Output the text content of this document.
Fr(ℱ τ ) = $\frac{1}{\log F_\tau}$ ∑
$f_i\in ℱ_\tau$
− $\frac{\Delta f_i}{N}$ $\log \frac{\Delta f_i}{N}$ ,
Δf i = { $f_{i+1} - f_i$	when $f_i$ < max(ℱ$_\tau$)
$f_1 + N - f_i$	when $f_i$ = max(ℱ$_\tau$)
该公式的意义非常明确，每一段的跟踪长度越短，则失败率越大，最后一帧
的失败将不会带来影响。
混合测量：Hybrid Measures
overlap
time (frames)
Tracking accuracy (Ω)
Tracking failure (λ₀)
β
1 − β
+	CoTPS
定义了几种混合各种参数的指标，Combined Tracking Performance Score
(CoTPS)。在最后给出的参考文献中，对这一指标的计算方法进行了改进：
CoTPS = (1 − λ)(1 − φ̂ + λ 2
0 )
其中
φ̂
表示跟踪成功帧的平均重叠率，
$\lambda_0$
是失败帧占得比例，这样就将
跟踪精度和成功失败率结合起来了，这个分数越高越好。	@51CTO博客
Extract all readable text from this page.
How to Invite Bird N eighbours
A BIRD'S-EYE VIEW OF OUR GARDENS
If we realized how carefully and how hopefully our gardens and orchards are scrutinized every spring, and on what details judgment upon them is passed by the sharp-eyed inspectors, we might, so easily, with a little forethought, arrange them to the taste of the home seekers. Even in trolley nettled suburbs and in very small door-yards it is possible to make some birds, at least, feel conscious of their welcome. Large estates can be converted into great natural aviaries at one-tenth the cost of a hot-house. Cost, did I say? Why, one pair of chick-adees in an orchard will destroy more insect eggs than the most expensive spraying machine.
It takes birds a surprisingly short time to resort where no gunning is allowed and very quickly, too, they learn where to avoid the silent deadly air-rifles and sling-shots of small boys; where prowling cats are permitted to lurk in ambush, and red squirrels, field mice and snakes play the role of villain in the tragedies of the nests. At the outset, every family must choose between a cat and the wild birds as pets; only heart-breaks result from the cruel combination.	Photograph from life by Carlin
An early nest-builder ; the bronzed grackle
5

_TASK TO CARRY OUT_
From the listing above, collect each line in which the string "very" appears.

_OUTPUT FOR THIS EXERCISE_
If we realized how carefully and how hopefully our gardens and orchards are scrutinized every spring, and on what details judgment upon them is passed by the sharp-eyed inspectors, we might, so easily, with a little forethought, arrange them to the taste of the home seekers. Even in trolley nettled suburbs and in very small door-yards it is possible to make some birds, at least, feel conscious of their welcome. Large estates can be converted into great natural aviaries at one-tenth the cost of a hot-house. Cost, did I say? Why, one pair of chick-adees in an orchard will destroy more insect eggs than the most expensive spraying machine.
It takes birds a surprisingly short time to resort where no gunning is allowed and very quickly, too, they learn where to avoid the silent deadly air-rifles and sling-shots of small boys; where prowling cats are permitted to lurk in ambush, and red squirrels, field mice and snakes play the role of villain in the tragedies of the nests. At the outset, every family must choose between a cat and the wild birds as pets; only heart-breaks result from the cruel combination.	Photograph from life by Carlin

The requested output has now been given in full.